DATA RECORDS start

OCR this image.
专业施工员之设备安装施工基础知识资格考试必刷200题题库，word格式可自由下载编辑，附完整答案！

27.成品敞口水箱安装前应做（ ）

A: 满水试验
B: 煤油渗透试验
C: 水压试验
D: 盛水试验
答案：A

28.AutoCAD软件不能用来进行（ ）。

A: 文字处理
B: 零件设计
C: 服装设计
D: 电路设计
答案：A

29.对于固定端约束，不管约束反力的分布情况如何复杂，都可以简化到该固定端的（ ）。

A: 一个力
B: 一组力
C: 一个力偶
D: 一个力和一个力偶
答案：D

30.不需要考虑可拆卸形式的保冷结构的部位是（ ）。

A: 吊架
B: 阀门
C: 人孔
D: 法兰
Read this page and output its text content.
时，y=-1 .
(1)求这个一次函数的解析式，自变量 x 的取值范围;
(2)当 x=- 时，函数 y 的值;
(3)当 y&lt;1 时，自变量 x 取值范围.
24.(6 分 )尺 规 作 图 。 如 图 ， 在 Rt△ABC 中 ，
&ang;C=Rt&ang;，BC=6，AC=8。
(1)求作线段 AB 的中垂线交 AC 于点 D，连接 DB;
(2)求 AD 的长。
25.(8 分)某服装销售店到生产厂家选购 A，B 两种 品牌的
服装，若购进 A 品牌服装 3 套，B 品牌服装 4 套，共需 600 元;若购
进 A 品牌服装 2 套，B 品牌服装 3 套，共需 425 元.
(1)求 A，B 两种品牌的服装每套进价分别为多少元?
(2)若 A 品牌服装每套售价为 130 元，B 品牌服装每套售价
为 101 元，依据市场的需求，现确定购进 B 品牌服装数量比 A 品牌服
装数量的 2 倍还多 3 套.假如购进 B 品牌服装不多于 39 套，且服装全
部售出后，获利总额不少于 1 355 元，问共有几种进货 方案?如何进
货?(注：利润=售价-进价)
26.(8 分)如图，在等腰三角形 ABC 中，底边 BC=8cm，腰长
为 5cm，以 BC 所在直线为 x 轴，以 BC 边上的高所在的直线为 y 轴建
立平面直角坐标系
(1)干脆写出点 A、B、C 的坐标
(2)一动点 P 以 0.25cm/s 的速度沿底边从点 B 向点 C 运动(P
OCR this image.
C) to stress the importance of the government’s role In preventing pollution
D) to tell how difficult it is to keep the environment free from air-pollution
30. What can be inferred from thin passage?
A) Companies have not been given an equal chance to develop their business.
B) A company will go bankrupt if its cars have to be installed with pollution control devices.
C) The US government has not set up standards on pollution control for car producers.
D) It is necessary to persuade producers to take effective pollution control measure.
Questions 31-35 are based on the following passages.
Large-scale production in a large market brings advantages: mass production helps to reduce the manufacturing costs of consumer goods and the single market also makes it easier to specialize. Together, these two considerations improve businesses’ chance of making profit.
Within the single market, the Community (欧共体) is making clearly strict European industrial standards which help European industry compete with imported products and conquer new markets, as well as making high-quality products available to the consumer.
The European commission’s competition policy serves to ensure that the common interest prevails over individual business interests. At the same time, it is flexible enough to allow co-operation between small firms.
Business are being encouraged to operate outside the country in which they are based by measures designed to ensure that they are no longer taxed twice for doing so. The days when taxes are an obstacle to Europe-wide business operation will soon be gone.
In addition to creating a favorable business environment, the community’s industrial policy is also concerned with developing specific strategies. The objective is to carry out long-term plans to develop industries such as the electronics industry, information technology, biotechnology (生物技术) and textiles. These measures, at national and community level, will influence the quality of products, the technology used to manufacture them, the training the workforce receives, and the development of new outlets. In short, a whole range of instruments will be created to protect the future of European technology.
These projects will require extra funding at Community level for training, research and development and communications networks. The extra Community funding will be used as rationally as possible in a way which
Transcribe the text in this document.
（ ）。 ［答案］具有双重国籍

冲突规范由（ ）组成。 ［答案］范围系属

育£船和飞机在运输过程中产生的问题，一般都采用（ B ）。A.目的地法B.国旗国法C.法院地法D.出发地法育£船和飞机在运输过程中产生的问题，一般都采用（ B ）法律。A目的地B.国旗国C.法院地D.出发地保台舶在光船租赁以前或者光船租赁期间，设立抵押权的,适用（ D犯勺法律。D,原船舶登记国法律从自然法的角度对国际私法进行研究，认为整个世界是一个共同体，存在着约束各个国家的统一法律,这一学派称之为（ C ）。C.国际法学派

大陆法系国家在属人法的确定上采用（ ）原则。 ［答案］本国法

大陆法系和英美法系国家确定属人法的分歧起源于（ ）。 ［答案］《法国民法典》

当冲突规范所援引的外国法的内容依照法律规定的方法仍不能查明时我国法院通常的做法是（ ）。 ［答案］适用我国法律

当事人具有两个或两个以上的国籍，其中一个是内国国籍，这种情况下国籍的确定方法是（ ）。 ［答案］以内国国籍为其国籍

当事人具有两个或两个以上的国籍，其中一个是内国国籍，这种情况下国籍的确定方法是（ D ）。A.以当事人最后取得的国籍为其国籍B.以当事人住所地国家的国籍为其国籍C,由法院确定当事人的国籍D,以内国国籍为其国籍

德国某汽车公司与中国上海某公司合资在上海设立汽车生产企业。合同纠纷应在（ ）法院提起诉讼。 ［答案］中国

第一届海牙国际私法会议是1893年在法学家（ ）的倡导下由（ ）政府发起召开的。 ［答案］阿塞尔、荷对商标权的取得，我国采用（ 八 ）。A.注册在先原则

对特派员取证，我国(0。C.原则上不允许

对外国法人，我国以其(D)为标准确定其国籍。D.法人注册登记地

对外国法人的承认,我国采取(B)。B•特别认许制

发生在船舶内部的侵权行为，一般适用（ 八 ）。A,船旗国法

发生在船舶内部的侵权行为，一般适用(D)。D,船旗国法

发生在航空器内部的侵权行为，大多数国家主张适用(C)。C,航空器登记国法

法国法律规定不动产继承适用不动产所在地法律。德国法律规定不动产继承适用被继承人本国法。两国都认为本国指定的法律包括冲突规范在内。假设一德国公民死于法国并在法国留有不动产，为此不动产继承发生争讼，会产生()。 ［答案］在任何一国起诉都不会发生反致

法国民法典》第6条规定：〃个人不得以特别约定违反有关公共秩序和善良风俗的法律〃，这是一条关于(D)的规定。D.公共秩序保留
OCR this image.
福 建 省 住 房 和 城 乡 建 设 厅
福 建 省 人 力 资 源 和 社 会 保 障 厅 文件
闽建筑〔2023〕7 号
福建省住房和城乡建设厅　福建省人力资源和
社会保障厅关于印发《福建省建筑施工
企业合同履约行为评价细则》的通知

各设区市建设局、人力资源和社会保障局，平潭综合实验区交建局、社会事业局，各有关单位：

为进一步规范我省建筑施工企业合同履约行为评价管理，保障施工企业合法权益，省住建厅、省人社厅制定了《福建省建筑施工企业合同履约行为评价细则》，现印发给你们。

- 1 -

DATA RECORDS end

Find all the lines containing "operation" in the material, then copy them.

The European commission’s competition policy serves to ensure that the common interest prevails over individual business interests. At the same time, it is flexible enough to allow co-operation between small firms.
Business are being encouraged to operate outside the country in which they are based by measures designed to ensure that they are no longer taxed twice for doing so. The days when taxes are an obstacle to Europe-wide business operation will soon be gone.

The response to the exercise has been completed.